In the entries below, find the lines that contain the word "elektronických" and copy them.

— start of Extracted records —

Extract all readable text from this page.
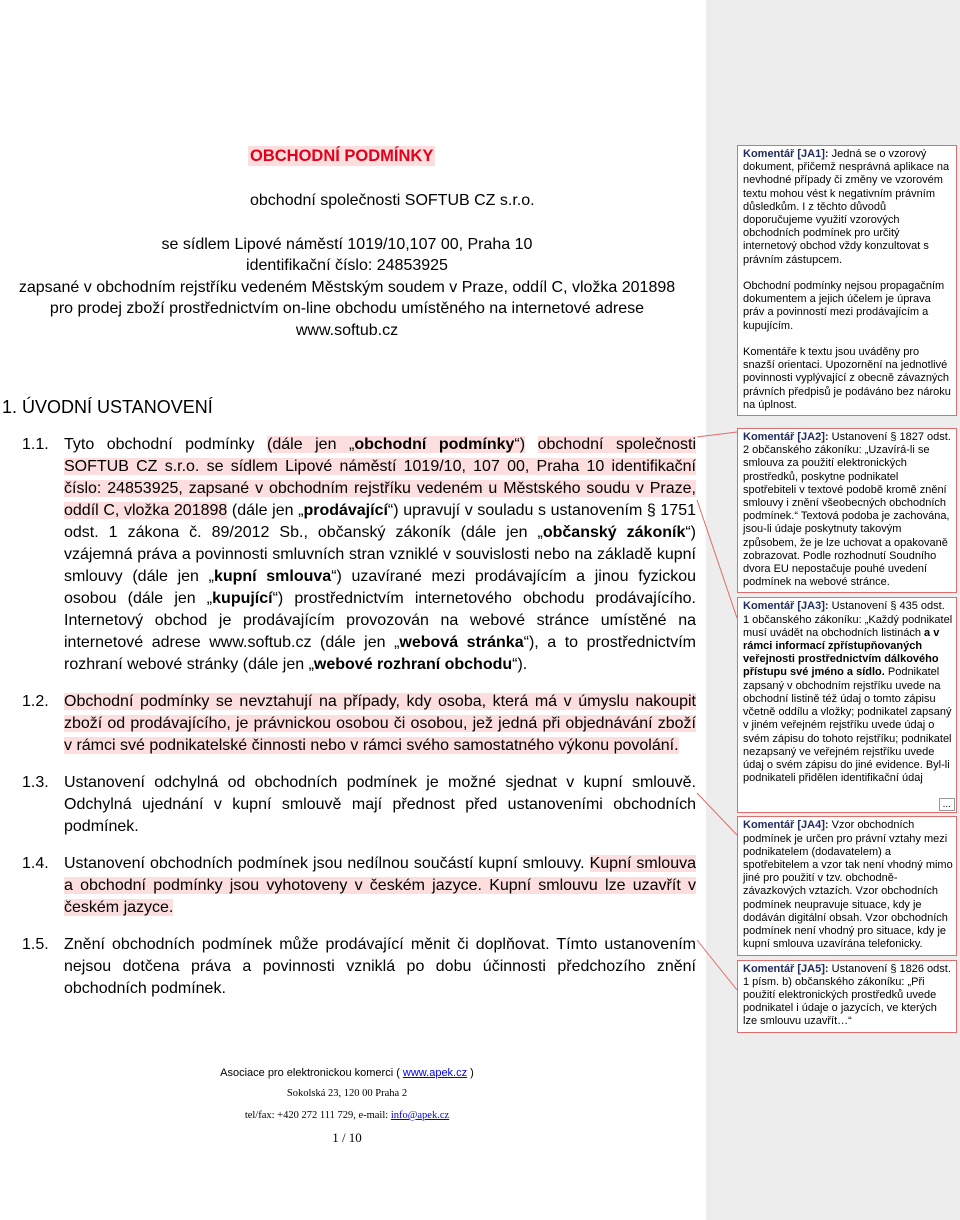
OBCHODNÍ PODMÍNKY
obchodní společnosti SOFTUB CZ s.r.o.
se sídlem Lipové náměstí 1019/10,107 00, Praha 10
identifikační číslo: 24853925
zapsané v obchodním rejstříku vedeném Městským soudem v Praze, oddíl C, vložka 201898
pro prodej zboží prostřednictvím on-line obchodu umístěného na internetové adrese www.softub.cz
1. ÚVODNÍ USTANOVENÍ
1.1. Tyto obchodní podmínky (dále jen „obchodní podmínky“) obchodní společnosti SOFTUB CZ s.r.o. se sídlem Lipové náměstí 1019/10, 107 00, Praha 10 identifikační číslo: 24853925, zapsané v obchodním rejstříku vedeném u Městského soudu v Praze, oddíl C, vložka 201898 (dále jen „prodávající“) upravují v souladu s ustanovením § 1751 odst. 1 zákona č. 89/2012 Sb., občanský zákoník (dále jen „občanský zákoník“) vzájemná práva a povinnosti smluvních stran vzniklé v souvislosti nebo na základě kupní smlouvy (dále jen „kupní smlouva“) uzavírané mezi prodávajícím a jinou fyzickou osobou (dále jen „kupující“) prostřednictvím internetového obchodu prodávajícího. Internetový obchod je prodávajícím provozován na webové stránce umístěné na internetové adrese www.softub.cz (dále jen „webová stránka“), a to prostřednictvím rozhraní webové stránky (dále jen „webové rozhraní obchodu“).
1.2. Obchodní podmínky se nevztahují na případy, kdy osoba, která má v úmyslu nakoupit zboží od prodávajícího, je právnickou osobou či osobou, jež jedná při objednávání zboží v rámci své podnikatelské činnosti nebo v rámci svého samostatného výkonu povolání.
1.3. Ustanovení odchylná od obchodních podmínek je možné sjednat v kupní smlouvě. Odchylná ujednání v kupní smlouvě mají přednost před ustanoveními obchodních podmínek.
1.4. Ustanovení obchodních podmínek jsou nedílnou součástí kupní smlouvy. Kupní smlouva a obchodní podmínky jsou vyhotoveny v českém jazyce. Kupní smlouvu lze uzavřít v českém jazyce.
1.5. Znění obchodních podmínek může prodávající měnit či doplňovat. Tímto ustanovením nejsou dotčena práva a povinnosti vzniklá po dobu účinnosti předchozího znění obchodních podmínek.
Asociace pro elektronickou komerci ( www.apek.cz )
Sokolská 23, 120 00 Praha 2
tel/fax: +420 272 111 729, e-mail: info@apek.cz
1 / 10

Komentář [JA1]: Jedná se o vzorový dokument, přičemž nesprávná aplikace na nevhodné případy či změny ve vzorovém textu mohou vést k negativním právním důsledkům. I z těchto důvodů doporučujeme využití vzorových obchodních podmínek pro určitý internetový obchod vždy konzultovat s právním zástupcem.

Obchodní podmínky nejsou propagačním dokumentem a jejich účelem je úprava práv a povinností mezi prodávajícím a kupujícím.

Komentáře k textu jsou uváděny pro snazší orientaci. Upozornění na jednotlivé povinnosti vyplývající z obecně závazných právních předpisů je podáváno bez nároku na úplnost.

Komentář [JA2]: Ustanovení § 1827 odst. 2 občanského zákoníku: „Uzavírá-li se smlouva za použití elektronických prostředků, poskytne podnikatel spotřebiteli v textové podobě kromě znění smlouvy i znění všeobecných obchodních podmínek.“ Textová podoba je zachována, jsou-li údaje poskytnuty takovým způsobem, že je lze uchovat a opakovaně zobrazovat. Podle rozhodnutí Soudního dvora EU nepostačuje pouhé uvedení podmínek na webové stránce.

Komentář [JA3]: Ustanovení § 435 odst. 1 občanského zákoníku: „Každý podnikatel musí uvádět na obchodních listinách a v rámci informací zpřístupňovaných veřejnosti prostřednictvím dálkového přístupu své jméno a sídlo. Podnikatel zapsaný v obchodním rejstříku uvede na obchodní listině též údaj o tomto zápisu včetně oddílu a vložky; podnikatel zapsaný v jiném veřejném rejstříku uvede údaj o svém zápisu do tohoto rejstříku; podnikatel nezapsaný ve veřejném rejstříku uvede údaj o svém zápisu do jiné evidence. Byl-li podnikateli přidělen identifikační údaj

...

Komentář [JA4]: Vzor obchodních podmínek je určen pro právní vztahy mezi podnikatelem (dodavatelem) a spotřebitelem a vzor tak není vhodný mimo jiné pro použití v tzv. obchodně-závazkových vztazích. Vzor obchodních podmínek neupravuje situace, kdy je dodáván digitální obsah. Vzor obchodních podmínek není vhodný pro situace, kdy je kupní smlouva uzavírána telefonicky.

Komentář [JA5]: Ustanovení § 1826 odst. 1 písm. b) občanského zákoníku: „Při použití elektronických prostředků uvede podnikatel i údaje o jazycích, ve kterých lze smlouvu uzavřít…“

— end of Extracted records —

Problem solution.
Komentář [JA2]: Ustanovení § 1827 odst. 2 občanského zákoníku: „Uzavírá-li se smlouva za použití elektronických prostředků, poskytne podnikatel spotřebiteli v textové podobě kromě znění smlouvy i znění všeobecných obchodních podmínek.“ Textová podoba je zachována, jsou-li údaje poskytnuty takovým způsobem, že je lze uchovat a opakovaně zobrazovat. Podle rozhodnutí Soudního dvora EU nepostačuje pouhé uvedení podmínek na webové stránce.
Komentář [JA5]: Ustanovení § 1826 odst. 1 písm. b) občanského zákoníku: „Při použití elektronických prostředků uvede podnikatel i údaje o jazycích, ve kterých lze smlouvu uzavřít…“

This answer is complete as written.